[BEGIN Extracted information]

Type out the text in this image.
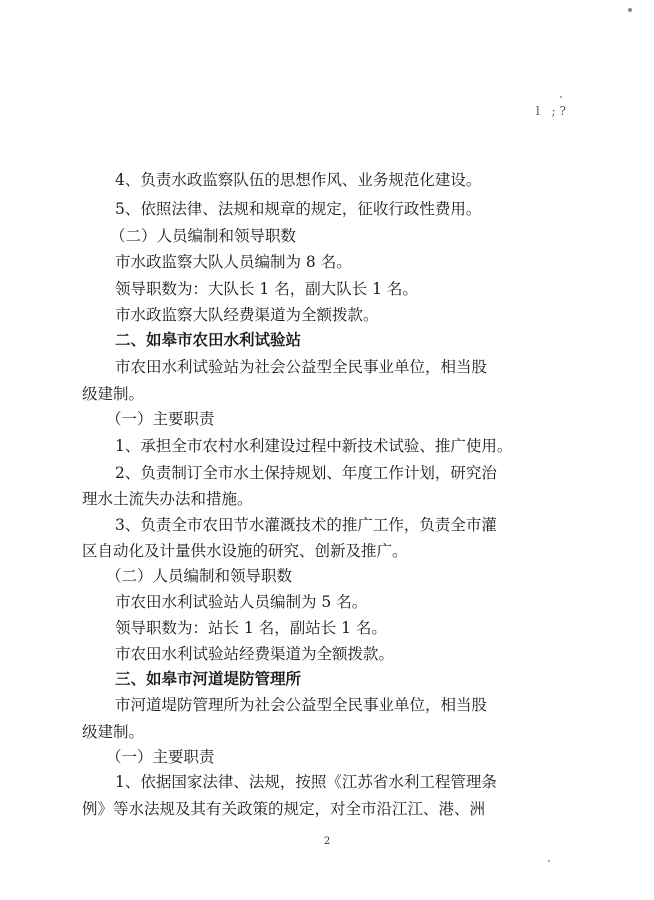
l ;?
4、负责水政监察队伍的思想作风、业务规范化建设。
5、依照法律、法规和规章的规定，征收行政性费用。
（二）人员编制和领导职数
市水政监察大队人员编制为 8 名。
领导职数为：大队长 1 名，副大队长 1 名。
市水政监察大队经费渠道为全额拨款。
二、如皋市农田水利试验站
市农田水利试验站为社会公益型全民事业单位，相当股
级建制。
（一）主要职责
1、承担全市农村水利建设过程中新技术试验、推广使用。
2、负责制订全市水土保持规划、年度工作计划，研究治
理水土流失办法和措施。
3、负责全市农田节水灌溉技术的推广工作，负责全市灌
区自动化及计量供水设施的研究、创新及推广。
（二）人员编制和领导职数
市农田水利试验站人员编制为 5 名。
领导职数为：站长 1 名，副站长 1 名。
市农田水利试验站经费渠道为全额拨款。
三、如皋市河道堤防管理所
市河道堤防管理所为社会公益型全民事业单位，相当股
级建制。
（一）主要职责
1、依据国家法律、法规，按照《江苏省水利工程管理条
例》等水法规及其有关政策的规定，对全市沿江江、港、洲
2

[END Extracted information]

_Requirement:_ Reproduce the listing exactly. Leave its pictures out.

_Solution to this problem:_
Type out the text in this image.
l ;?
4、负责水政监察队伍的思想作风、业务规范化建设。
5、依照法律、法规和规章的规定，征收行政性费用。
（二）人员编制和领导职数
市水政监察大队人员编制为 8 名。
领导职数为：大队长 1 名，副大队长 1 名。
市水政监察大队经费渠道为全额拨款。
二、如皋市农田水利试验站
市农田水利试验站为社会公益型全民事业单位，相当股
级建制。
（一）主要职责
1、承担全市农村水利建设过程中新技术试验、推广使用。
2、负责制订全市水土保持规划、年度工作计划，研究治
理水土流失办法和措施。
3、负责全市农田节水灌溉技术的推广工作，负责全市灌
区自动化及计量供水设施的研究、创新及推广。
（二）人员编制和领导职数
市农田水利试验站人员编制为 5 名。
领导职数为：站长 1 名，副站长 1 名。
市农田水利试验站经费渠道为全额拨款。
三、如皋市河道堤防管理所
市河道堤防管理所为社会公益型全民事业单位，相当股
级建制。
（一）主要职责
1、依据国家法律、法规，按照《江苏省水利工程管理条
例》等水法规及其有关政策的规定，对全市沿江江、港、洲
2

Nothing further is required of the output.